(Stored entries)

====

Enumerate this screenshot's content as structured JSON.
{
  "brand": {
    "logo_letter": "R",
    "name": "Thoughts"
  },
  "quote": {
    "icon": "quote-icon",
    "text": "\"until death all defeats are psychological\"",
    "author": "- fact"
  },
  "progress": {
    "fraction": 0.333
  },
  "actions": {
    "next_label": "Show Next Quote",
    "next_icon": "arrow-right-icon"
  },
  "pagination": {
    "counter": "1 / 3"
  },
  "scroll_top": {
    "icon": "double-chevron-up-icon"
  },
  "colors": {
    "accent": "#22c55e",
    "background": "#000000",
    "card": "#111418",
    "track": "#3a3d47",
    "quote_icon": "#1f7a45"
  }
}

====

— Task instructions —
Transcribe the data. Leave every line exactly as it is.

— Solution to this problem —
Enumerate this screenshot's content as structured JSON.
{
  "brand": {
    "logo_letter": "R",
    "name": "Thoughts"
  },
  "quote": {
    "icon": "quote-icon",
    "text": "\"until death all defeats are psychological\"",
    "author": "- fact"
  },
  "progress": {
    "fraction": 0.333
  },
  "actions": {
    "next_label": "Show Next Quote",
    "next_icon": "arrow-right-icon"
  },
  "pagination": {
    "counter": "1 / 3"
  },
  "scroll_top": {
    "icon": "double-chevron-up-icon"
  },
  "colors": {
    "accent": "#22c55e",
    "background": "#000000",
    "card": "#111418",
    "track": "#3a3d47",
    "quote_icon": "#1f7a45"
  }
}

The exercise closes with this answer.